==== SUPPLIED MATERIAL

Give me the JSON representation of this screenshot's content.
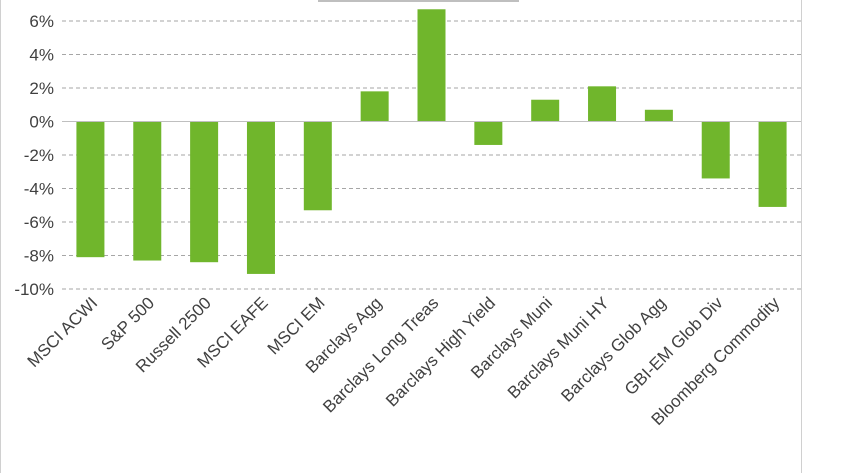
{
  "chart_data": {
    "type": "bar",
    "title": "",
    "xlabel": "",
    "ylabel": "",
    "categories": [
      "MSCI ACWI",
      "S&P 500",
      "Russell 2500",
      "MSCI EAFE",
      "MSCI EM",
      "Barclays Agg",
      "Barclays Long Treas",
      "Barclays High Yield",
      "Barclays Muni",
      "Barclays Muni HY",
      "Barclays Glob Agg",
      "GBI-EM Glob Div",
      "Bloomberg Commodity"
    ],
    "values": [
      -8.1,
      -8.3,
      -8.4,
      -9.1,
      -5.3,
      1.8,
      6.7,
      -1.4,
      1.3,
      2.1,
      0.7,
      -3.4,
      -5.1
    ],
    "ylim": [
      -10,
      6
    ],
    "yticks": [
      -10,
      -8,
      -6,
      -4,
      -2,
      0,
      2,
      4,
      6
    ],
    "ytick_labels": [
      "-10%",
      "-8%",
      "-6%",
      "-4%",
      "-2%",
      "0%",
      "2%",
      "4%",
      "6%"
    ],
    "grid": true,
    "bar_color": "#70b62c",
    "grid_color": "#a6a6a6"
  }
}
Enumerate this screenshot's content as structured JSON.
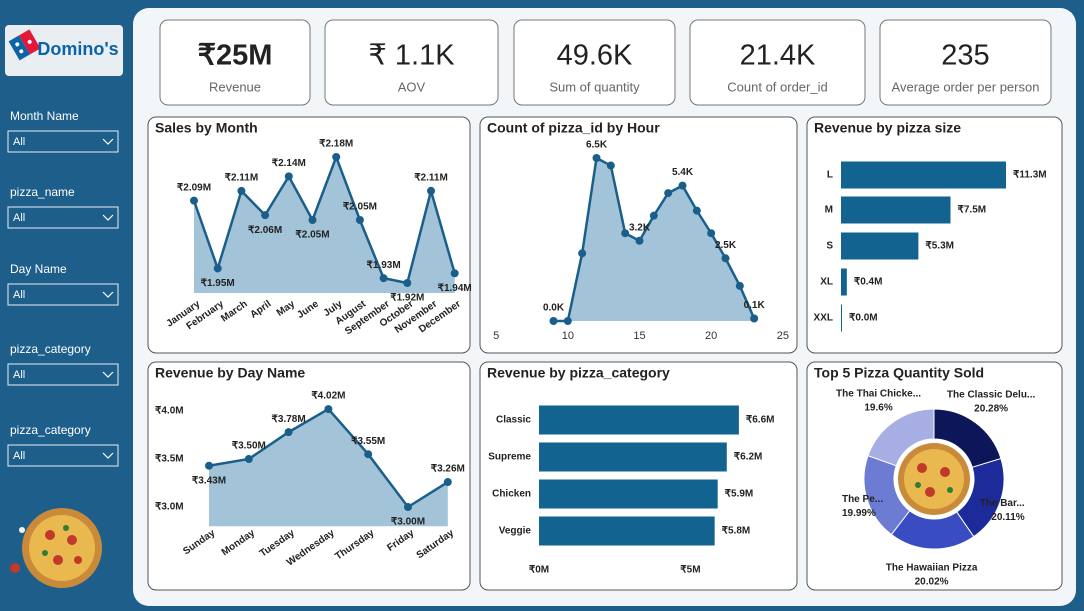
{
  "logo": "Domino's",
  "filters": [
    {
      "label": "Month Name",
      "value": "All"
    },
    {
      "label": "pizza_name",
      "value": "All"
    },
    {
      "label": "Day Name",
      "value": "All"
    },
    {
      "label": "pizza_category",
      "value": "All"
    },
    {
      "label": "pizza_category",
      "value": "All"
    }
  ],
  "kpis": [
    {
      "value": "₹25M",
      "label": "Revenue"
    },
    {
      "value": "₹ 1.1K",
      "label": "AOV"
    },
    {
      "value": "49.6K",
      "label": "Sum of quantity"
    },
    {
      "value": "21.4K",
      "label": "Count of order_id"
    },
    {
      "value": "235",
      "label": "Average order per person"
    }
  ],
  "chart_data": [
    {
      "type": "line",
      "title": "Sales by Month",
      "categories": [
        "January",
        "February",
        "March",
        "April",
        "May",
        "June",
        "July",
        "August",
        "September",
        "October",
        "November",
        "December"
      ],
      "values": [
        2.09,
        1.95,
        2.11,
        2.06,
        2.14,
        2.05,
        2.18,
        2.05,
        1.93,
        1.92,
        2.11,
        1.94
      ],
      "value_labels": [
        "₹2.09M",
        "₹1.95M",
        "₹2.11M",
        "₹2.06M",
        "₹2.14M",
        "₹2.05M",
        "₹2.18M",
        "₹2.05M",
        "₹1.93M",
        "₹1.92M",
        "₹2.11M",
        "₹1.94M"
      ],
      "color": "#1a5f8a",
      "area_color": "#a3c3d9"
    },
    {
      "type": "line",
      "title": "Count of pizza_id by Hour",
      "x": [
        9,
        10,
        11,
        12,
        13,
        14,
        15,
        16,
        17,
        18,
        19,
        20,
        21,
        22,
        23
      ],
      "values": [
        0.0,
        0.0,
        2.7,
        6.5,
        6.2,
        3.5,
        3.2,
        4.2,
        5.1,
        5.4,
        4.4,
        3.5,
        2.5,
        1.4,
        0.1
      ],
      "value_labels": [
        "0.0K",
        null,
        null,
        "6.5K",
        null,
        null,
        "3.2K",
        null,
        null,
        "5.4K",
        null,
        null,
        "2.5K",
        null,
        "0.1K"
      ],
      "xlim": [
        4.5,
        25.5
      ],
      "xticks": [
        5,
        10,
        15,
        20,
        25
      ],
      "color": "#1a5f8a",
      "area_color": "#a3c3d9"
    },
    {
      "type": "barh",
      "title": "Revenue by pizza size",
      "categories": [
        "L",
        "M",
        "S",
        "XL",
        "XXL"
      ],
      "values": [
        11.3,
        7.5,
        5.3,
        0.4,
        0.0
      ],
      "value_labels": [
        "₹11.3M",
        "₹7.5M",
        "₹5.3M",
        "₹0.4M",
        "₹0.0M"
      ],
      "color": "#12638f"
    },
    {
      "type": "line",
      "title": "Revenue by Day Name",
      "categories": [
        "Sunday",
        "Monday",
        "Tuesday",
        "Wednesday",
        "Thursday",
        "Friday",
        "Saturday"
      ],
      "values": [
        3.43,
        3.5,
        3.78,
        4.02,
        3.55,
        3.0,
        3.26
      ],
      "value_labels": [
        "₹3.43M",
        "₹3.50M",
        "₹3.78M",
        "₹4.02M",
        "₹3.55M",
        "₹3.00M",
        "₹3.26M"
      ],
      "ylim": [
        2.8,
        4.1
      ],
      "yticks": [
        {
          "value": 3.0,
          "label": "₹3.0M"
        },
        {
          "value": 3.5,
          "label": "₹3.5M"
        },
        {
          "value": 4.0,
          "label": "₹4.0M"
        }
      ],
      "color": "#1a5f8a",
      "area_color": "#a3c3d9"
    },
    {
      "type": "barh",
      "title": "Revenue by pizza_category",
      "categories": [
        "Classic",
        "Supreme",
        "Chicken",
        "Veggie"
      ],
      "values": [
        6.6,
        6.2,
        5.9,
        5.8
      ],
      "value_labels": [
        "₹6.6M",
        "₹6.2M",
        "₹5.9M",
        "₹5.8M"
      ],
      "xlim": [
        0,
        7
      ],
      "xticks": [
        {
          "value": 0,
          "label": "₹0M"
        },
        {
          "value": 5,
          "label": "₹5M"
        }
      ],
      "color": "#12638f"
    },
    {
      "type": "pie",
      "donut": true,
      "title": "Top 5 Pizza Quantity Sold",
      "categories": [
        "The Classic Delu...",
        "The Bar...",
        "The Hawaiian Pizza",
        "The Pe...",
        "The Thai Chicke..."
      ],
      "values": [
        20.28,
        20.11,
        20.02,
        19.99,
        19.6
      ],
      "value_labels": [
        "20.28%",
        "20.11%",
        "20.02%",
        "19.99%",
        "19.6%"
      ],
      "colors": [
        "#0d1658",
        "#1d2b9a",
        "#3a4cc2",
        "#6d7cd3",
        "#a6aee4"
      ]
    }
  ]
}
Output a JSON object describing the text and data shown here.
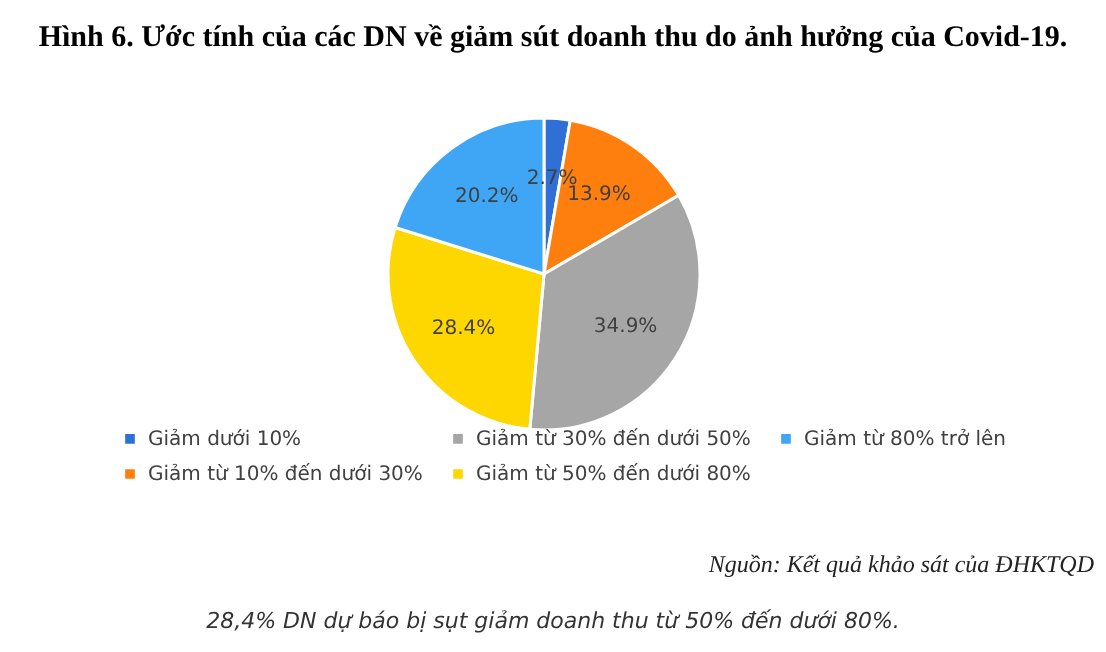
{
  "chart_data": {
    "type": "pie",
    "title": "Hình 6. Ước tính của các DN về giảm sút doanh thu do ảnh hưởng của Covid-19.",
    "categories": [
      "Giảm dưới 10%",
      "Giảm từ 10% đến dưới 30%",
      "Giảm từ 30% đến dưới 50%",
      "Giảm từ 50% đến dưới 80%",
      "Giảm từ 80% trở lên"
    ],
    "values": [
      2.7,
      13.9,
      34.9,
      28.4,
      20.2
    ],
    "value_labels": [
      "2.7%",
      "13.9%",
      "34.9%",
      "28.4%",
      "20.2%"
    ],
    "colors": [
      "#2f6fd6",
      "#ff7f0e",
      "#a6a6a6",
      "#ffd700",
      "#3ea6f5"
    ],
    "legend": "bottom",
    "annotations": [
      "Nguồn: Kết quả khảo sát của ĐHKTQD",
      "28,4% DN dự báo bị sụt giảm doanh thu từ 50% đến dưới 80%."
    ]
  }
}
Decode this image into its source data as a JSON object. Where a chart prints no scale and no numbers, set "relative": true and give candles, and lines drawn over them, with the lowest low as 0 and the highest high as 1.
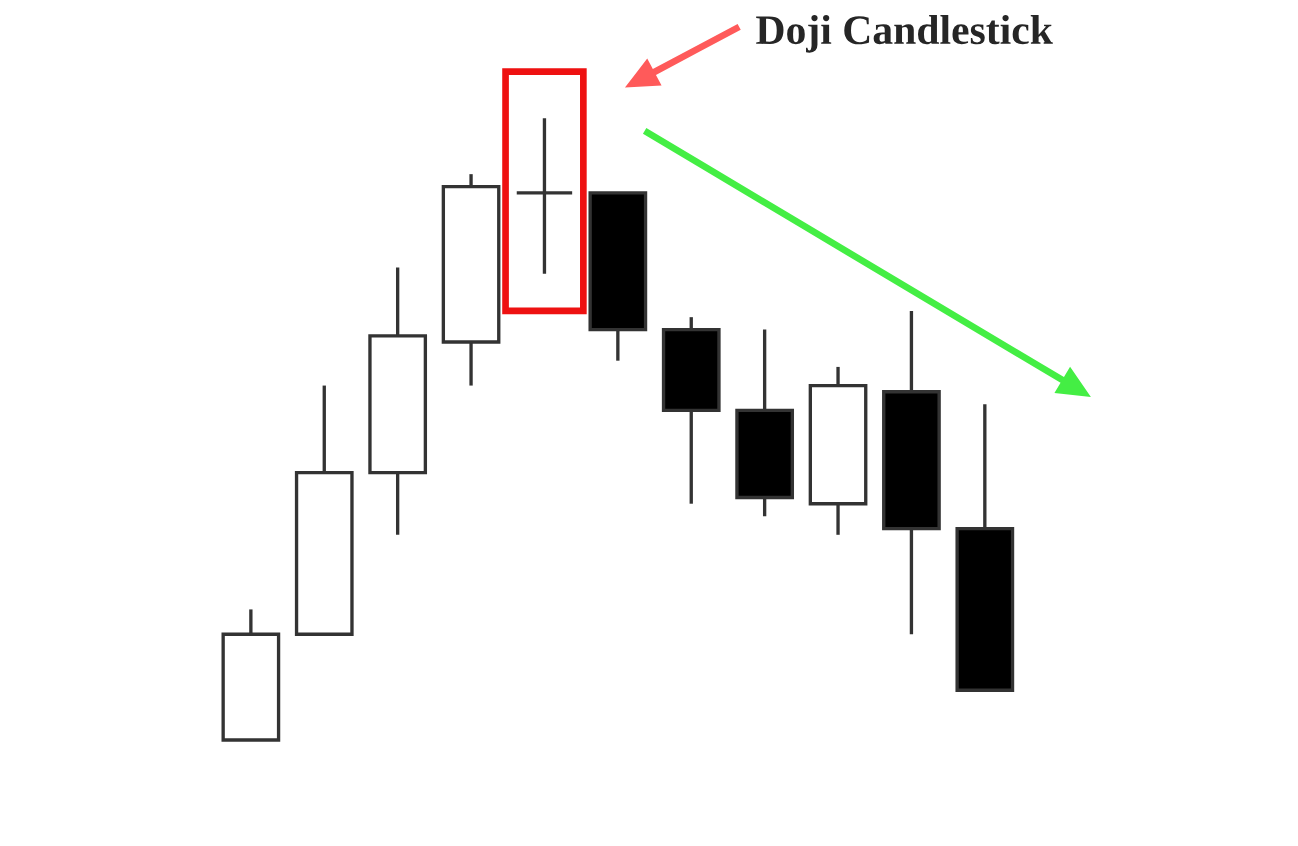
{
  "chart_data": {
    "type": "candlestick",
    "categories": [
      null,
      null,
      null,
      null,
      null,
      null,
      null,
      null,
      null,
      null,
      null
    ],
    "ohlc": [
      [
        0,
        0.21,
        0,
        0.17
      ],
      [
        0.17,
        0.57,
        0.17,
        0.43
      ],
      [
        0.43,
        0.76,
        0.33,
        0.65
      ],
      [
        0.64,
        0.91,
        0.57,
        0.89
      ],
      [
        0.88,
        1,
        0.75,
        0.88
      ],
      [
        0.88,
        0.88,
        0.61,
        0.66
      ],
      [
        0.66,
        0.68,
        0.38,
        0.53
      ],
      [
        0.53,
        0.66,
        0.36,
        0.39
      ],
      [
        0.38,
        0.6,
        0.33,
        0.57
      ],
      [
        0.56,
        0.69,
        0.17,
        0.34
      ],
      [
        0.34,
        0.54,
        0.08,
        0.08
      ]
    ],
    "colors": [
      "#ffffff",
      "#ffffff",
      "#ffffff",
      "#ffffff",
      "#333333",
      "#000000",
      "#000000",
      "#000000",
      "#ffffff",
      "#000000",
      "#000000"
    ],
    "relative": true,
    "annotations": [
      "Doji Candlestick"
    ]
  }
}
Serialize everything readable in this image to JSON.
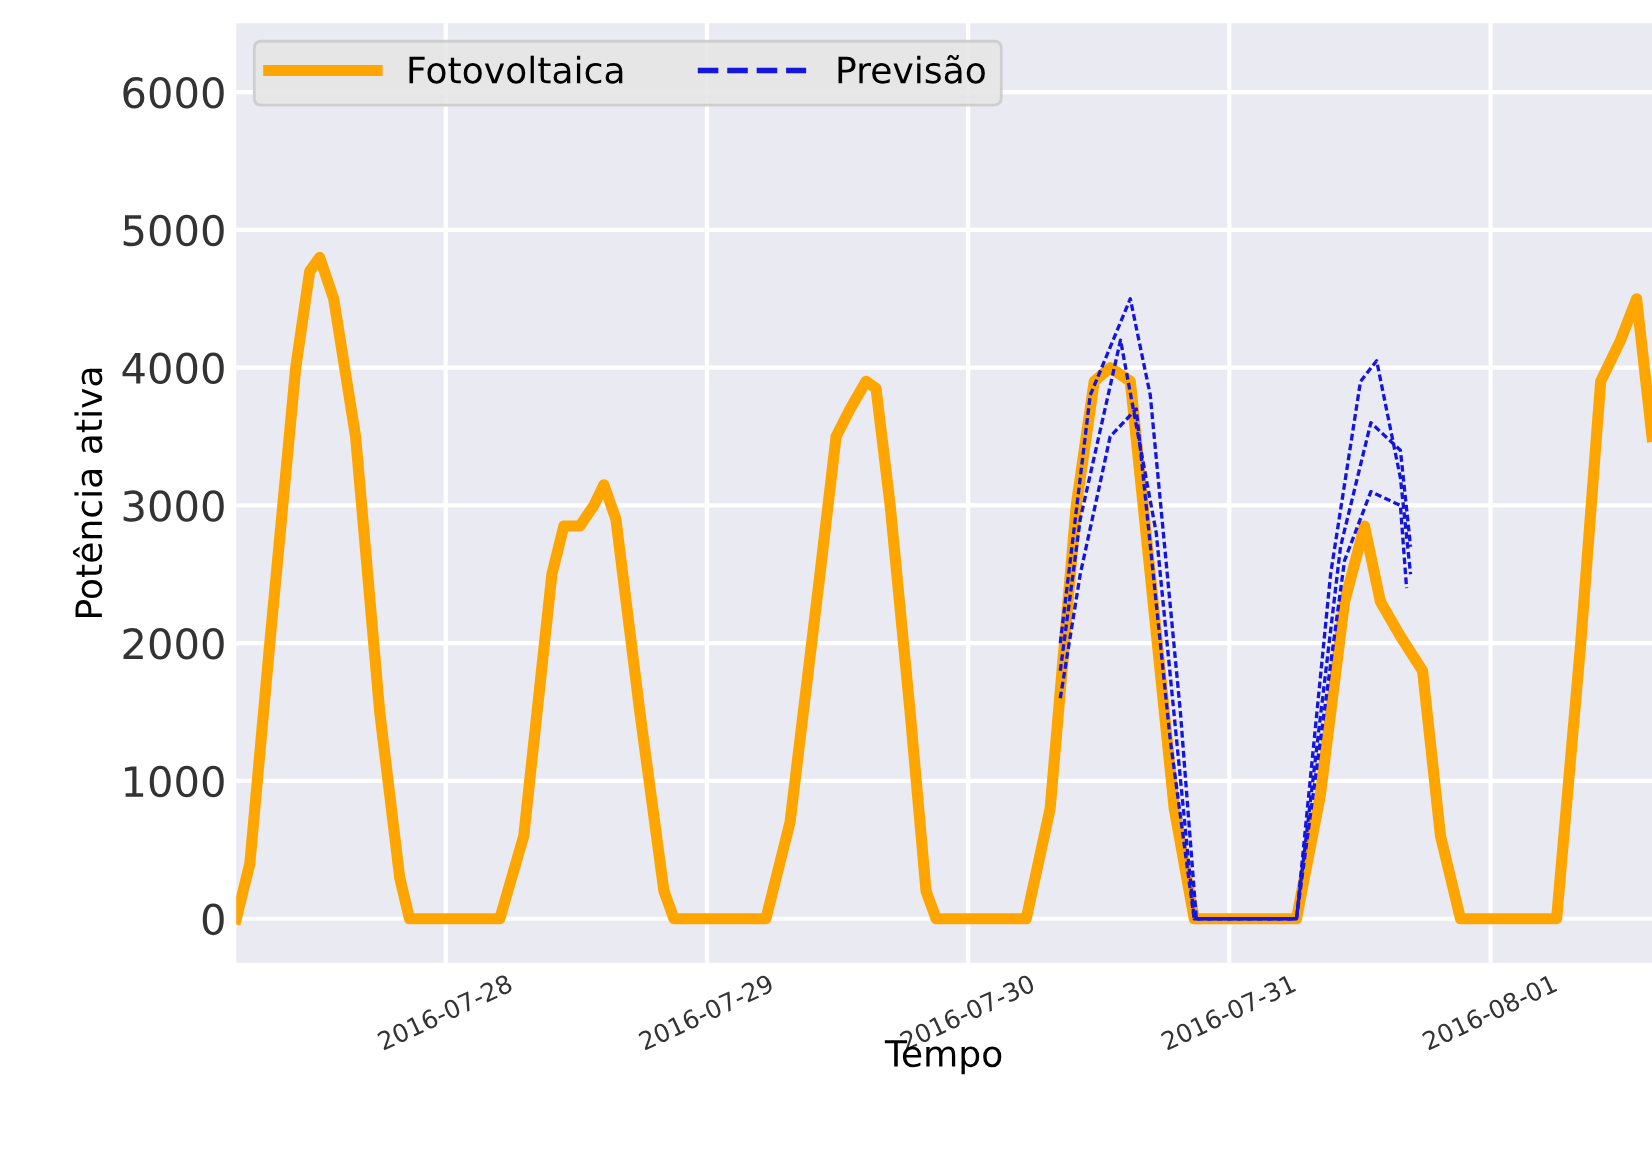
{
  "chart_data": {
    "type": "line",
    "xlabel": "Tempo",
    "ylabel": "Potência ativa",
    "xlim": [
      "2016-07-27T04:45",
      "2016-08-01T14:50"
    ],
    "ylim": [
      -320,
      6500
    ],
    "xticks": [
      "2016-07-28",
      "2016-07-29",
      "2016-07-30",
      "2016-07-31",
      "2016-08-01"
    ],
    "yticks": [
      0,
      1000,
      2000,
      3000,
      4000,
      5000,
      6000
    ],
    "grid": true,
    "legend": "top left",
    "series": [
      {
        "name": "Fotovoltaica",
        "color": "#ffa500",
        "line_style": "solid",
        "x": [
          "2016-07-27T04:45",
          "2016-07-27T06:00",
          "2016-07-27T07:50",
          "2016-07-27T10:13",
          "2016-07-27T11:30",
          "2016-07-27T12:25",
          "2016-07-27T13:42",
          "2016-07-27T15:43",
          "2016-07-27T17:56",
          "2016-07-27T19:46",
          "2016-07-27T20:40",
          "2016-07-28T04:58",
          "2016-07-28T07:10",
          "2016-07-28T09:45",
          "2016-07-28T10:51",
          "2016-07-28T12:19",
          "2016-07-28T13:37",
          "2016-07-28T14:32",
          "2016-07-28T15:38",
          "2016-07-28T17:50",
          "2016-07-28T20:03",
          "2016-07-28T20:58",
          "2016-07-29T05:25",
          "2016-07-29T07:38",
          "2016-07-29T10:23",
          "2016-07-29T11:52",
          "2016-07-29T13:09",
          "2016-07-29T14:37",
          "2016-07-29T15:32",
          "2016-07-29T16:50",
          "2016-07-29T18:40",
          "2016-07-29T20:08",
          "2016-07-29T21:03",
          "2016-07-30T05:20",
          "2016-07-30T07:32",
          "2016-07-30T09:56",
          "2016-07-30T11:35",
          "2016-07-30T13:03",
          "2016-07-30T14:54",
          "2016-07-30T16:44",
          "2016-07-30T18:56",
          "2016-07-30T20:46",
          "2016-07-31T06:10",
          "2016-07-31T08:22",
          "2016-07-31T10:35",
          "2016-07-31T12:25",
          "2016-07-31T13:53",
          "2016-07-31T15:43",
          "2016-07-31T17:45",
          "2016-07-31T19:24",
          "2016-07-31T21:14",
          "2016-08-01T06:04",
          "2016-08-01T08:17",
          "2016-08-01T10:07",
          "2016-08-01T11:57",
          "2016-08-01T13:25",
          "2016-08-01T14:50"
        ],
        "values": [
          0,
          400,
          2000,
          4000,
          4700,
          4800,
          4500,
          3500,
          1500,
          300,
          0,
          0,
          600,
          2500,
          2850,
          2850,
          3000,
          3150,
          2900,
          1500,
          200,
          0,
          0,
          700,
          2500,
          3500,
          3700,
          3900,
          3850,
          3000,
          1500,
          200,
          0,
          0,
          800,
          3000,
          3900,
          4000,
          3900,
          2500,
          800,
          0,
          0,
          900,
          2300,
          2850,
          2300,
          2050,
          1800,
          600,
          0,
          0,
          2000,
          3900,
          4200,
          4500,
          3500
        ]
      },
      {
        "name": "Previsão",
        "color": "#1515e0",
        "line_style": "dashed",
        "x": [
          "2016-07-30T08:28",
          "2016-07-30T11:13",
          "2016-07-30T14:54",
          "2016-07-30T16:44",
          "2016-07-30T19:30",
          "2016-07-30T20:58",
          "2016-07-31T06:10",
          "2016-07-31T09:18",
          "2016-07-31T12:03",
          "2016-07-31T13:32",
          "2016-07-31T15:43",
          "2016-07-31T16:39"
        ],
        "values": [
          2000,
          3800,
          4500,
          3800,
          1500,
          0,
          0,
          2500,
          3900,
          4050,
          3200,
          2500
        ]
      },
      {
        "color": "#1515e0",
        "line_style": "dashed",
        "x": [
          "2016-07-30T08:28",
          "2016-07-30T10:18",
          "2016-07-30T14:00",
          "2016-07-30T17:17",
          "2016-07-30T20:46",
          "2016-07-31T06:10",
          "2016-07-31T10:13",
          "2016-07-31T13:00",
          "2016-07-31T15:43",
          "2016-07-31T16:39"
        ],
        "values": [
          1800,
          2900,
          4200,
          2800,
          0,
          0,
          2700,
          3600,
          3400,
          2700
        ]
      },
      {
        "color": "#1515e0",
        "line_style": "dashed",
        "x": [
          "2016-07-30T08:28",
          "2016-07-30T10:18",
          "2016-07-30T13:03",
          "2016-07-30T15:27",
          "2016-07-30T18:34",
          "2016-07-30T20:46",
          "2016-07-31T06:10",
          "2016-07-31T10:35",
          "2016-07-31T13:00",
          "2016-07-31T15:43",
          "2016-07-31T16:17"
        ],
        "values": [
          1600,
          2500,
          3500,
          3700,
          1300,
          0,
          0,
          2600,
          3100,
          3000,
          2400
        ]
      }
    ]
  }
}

========

# SHORT EXERCISE:
Return, from the data, each line that has the word "this" in it.

# ANSWER TO THE EXERCISE:
Give me the JSON representation of this screenshot's content.
Enumerate this screenshot's content as structured JSON.
Decode this image into its source data as a JSON object. Where a chart prints no scale and no numbers, set "relative": true and give candles, and lines drawn over them, with the lowest low as 0 and the highest high as 1.
Serialize everything readable in this image to JSON.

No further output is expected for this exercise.